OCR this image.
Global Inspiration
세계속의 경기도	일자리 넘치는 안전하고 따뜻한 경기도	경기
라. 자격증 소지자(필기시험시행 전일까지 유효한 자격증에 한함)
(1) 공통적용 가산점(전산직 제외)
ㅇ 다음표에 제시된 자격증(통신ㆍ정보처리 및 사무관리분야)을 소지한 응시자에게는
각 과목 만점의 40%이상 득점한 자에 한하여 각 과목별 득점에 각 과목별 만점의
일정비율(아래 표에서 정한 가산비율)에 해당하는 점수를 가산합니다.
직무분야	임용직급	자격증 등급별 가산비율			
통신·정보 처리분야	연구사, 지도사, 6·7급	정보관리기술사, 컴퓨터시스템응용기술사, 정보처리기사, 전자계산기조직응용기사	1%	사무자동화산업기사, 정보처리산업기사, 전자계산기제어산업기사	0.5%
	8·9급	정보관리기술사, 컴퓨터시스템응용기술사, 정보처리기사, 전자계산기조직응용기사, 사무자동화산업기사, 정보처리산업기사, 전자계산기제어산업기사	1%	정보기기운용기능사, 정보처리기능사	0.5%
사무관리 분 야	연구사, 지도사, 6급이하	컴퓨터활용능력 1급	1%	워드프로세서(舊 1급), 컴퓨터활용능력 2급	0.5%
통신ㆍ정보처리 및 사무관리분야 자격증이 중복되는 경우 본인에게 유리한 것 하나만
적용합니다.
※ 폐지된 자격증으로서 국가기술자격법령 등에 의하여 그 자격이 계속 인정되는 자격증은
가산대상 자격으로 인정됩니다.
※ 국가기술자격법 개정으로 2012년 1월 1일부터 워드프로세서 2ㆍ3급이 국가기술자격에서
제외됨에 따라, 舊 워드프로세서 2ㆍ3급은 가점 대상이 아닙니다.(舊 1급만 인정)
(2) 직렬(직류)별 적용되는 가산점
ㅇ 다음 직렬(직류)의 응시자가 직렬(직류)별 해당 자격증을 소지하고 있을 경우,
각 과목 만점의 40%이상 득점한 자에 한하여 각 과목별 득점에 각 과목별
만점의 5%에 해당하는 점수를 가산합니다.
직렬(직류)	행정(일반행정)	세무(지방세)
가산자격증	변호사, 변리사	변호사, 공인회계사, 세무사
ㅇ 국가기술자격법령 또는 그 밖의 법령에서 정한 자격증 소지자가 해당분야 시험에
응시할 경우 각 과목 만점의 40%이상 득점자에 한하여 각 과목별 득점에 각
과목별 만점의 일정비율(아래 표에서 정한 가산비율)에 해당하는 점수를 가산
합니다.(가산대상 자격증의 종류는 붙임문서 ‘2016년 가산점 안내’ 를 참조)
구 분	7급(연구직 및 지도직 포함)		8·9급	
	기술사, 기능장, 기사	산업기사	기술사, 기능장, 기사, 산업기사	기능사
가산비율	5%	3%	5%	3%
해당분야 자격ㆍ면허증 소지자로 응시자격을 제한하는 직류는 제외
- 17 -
════════
To be done
Extract every line containing the string "사무관리분야" from the material.

Reply
ㅇ 다음표에 제시된 자격증(통신ㆍ정보처리 및 사무관리분야)을 소지한 응시자에게는
통신ㆍ정보처리 및 사무관리분야 자격증이 중복되는 경우 본인에게 유리한 것 하나만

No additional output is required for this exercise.